[Stored records]
** begin **

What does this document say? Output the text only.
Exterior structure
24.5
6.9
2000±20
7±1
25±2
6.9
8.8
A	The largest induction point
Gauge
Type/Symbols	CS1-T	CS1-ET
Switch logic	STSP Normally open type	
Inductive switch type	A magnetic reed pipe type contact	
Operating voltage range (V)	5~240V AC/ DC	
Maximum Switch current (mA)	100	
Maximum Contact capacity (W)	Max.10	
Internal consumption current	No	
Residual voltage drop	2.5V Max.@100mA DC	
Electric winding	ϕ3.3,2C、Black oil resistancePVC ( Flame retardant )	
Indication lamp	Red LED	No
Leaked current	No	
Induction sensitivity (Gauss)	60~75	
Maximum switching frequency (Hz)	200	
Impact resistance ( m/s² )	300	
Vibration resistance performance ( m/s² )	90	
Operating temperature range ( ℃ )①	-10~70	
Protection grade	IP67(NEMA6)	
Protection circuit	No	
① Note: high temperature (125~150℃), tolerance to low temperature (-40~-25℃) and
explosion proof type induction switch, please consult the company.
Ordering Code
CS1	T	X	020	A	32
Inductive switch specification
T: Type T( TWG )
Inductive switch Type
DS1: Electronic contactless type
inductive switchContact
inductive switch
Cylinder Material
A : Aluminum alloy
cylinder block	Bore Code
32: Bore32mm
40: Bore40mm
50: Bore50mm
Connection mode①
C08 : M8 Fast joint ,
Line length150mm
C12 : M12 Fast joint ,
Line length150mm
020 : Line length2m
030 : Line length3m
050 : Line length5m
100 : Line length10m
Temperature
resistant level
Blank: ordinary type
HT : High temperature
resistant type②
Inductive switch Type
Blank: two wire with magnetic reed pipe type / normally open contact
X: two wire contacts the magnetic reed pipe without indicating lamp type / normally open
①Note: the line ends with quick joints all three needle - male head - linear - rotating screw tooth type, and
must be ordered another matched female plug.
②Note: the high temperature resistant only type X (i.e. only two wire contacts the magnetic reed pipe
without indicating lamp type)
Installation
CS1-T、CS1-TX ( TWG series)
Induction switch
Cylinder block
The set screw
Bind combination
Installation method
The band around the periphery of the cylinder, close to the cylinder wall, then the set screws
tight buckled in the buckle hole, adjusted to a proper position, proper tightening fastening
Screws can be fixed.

** end **

Write out each line of the data above again, exactly as given.

▶ **SOLUTION TO THIS TASK**:
What does this document say? Output the text only.
Exterior structure
24.5
6.9
2000±20
7±1
25±2
6.9
8.8
A	The largest induction point
Gauge
Type/Symbols	CS1-T	CS1-ET
Switch logic	STSP Normally open type	
Inductive switch type	A magnetic reed pipe type contact	
Operating voltage range (V)	5~240V AC/ DC	
Maximum Switch current (mA)	100	
Maximum Contact capacity (W)	Max.10	
Internal consumption current	No	
Residual voltage drop	2.5V Max.@100mA DC	
Electric winding	ϕ3.3,2C、Black oil resistancePVC ( Flame retardant )	
Indication lamp	Red LED	No
Leaked current	No	
Induction sensitivity (Gauss)	60~75	
Maximum switching frequency (Hz)	200	
Impact resistance ( m/s² )	300	
Vibration resistance performance ( m/s² )	90	
Operating temperature range ( ℃ )①	-10~70	
Protection grade	IP67(NEMA6)	
Protection circuit	No	
① Note: high temperature (125~150℃), tolerance to low temperature (-40~-25℃) and
explosion proof type induction switch, please consult the company.
Ordering Code
CS1	T	X	020	A	32
Inductive switch specification
T: Type T( TWG )
Inductive switch Type
DS1: Electronic contactless type
inductive switchContact
inductive switch
Cylinder Material
A : Aluminum alloy
cylinder block	Bore Code
32: Bore32mm
40: Bore40mm
50: Bore50mm
Connection mode①
C08 : M8 Fast joint ,
Line length150mm
C12 : M12 Fast joint ,
Line length150mm
020 : Line length2m
030 : Line length3m
050 : Line length5m
100 : Line length10m
Temperature
resistant level
Blank: ordinary type
HT : High temperature
resistant type②
Inductive switch Type
Blank: two wire with magnetic reed pipe type / normally open contact
X: two wire contacts the magnetic reed pipe without indicating lamp type / normally open
①Note: the line ends with quick joints all three needle - male head - linear - rotating screw tooth type, and
must be ordered another matched female plug.
②Note: the high temperature resistant only type X (i.e. only two wire contacts the magnetic reed pipe
without indicating lamp type)
Installation
CS1-T、CS1-TX ( TWG series)
Induction switch
Cylinder block
The set screw
Bind combination
Installation method
The band around the periphery of the cylinder, close to the cylinder wall, then the set screws
tight buckled in the buckle hole, adjusted to a proper position, proper tightening fastening
Screws can be fixed.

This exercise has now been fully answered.